YOUR INSTRUCTIONS
Find the string "this" in the data, then copy every line where it is found.

[Saved data entries]
******
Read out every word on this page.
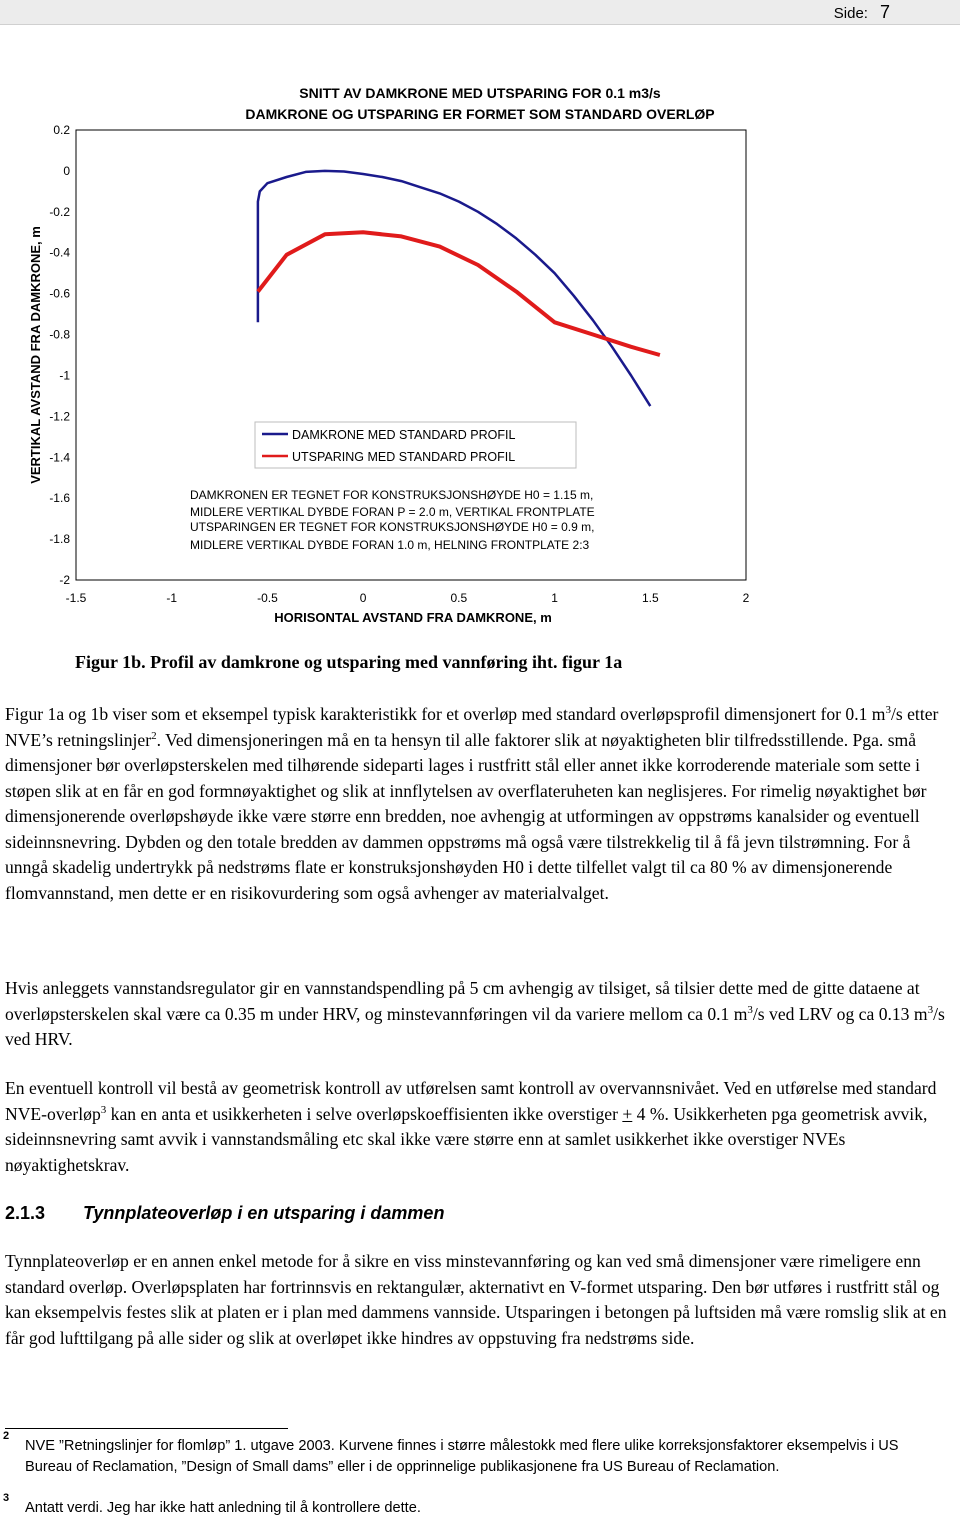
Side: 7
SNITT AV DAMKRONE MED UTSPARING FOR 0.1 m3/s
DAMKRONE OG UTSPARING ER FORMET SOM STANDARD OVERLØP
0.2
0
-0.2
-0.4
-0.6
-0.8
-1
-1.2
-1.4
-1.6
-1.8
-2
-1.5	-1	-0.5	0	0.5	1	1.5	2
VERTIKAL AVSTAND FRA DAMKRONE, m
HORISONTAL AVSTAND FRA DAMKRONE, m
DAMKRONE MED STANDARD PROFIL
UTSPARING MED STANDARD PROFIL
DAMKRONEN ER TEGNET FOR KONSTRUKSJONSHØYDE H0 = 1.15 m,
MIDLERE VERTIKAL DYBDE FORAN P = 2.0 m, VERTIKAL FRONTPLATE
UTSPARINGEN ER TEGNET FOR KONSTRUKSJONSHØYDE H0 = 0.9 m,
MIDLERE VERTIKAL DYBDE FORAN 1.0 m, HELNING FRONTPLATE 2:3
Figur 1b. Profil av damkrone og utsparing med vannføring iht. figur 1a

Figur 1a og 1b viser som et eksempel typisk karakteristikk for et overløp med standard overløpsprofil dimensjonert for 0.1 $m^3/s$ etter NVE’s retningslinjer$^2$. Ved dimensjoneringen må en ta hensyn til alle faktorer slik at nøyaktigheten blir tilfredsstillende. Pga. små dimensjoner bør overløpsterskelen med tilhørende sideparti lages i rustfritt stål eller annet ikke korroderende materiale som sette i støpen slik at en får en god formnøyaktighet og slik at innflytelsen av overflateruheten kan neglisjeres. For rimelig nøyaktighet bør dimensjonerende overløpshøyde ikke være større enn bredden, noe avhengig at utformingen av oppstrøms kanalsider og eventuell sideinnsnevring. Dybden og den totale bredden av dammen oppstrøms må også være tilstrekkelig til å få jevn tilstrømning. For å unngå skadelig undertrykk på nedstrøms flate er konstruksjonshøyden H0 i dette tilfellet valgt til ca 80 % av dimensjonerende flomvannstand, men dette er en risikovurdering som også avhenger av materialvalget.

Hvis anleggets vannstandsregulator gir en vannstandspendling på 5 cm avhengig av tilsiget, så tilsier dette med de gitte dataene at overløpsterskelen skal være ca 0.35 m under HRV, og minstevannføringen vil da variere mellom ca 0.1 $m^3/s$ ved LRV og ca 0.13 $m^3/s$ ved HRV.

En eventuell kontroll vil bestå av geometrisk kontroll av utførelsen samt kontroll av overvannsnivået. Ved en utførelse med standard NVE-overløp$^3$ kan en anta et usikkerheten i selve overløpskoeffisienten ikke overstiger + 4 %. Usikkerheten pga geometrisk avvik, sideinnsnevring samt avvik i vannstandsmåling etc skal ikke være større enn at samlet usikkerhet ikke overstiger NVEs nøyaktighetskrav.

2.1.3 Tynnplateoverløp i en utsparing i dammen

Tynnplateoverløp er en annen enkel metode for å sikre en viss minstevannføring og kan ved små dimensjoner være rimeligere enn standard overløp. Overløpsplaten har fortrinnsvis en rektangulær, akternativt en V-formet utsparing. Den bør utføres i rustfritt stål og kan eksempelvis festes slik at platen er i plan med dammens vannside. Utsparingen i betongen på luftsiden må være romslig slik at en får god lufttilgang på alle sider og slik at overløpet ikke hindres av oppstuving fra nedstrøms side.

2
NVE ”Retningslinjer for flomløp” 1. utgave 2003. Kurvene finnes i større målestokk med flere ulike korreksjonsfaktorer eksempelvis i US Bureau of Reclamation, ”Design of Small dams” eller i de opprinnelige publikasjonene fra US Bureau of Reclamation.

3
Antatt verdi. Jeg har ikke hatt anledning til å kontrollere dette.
******
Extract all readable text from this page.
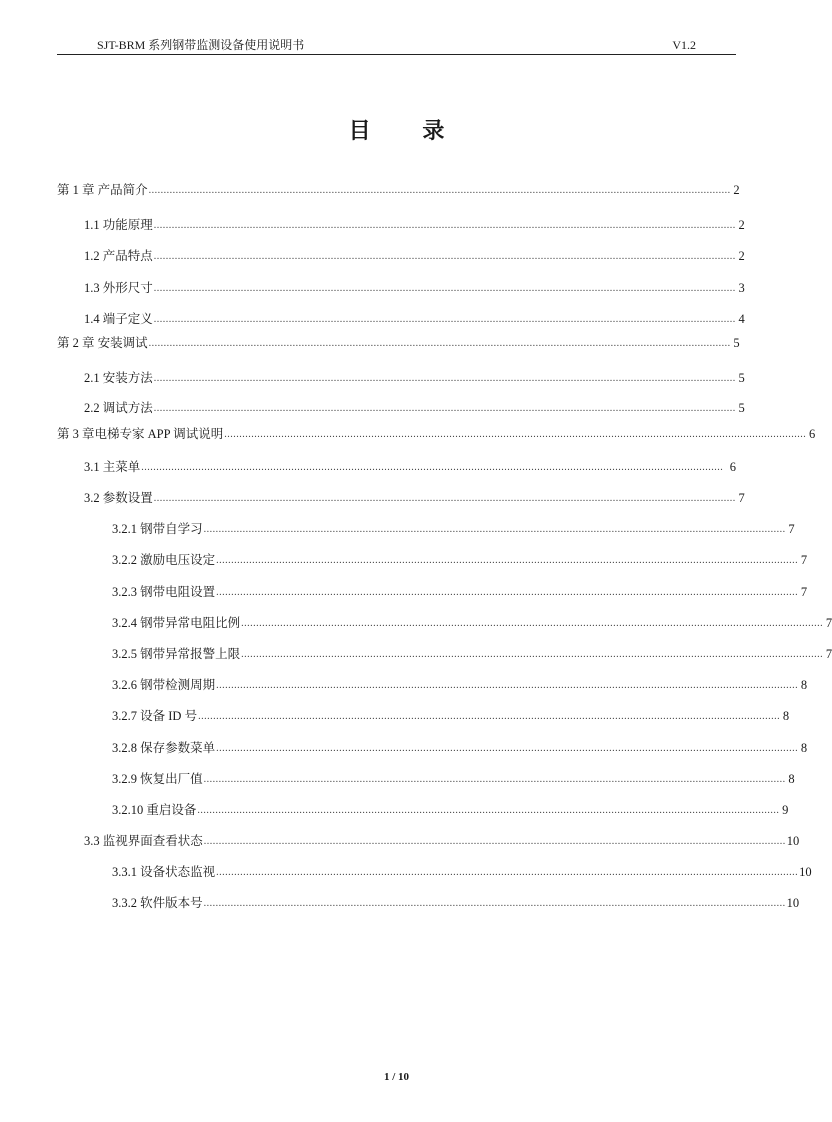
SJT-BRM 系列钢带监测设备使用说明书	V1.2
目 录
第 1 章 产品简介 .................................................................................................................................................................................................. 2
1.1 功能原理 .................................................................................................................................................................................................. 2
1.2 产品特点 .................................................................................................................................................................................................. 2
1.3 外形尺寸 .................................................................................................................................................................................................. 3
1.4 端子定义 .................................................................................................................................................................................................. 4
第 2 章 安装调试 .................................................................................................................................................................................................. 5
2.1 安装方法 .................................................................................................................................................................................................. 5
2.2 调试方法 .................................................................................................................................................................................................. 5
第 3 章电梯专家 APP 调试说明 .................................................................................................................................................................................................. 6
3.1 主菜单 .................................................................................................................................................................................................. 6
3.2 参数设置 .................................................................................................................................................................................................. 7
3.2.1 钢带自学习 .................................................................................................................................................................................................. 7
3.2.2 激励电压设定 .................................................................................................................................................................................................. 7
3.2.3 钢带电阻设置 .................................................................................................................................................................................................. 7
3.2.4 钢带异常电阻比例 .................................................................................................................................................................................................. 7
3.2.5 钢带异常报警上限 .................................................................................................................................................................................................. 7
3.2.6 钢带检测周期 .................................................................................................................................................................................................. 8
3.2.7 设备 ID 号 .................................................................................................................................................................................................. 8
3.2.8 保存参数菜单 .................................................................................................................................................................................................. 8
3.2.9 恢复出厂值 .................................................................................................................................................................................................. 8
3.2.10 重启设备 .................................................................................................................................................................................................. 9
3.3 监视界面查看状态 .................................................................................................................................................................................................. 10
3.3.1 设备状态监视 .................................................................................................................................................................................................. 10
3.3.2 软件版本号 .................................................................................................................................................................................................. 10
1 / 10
******
ANSWER FOR THE TASK
Read out every word on this page.
Extract all readable text from this page.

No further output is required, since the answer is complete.